* [INFORMATION SUPPLIED]:
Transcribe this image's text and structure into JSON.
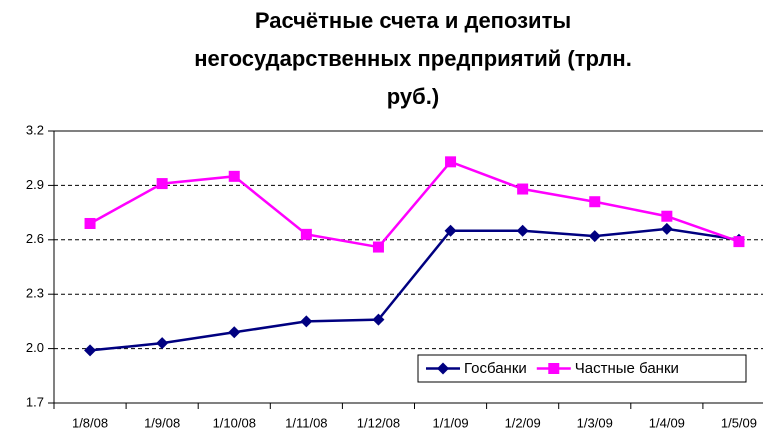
==
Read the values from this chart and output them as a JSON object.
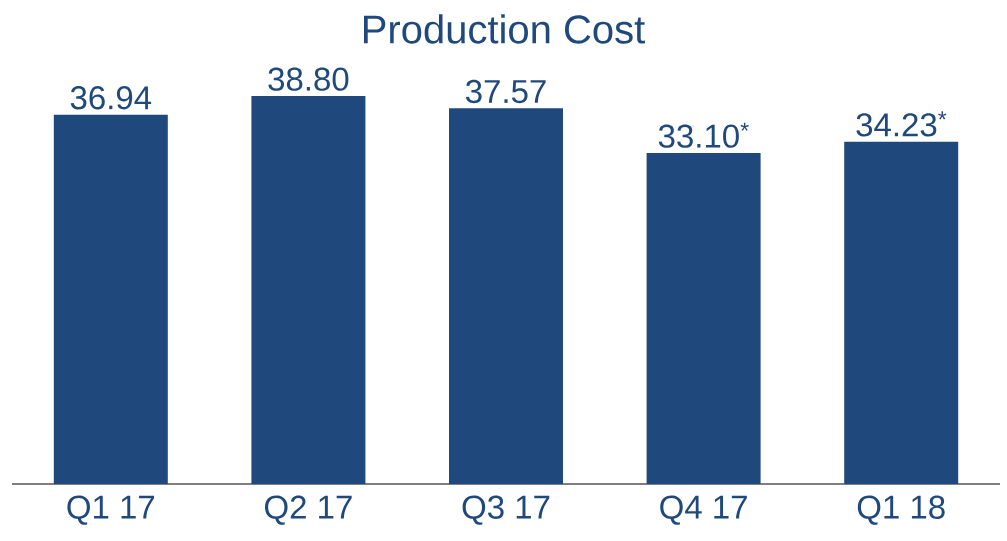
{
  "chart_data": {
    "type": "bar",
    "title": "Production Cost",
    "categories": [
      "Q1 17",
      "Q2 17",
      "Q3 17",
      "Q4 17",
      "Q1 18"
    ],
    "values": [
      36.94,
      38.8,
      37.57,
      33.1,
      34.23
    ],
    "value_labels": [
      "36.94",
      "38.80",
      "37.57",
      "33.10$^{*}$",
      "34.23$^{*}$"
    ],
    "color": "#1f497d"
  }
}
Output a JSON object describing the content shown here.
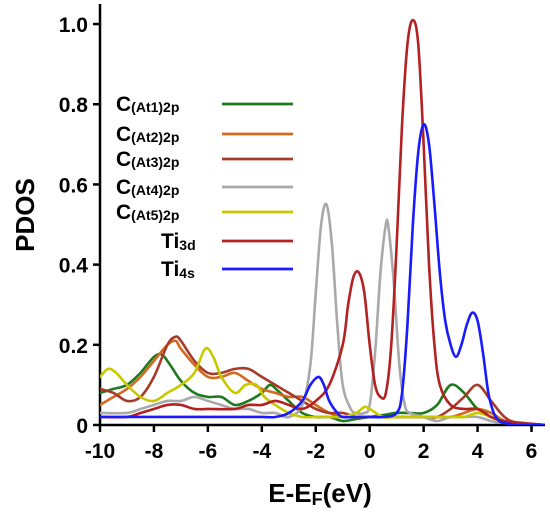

* [SET EXERCISE]: Using the data above, set down each line from the line with "Read the values" to the line with "Output a JSON" exactly, both ends included, and leave the pictures behind. Nothing else belongs.

* [THE RESULT]:
Read the values from this chart and output them as a JSON object.
{
  "chart_data": {
    "type": "bar",
    "title": "Production Cost",
    "categories": [
      "Q1 17",
      "Q2 17",
      "Q3 17",
      "Q4 17",
      "Q1 18"
    ],
    "values": [
      36.94,
      38.8,
      37.57,
      33.1,
      34.23
    ],
    "value_labels": [
      "36.94",
      "38.80",
      "37.57",
      "33.10$^{*}$",
      "34.23$^{*}$"
    ],
    "color": "#1f497d"
  }
}
Output a JSON object describing the content shown here.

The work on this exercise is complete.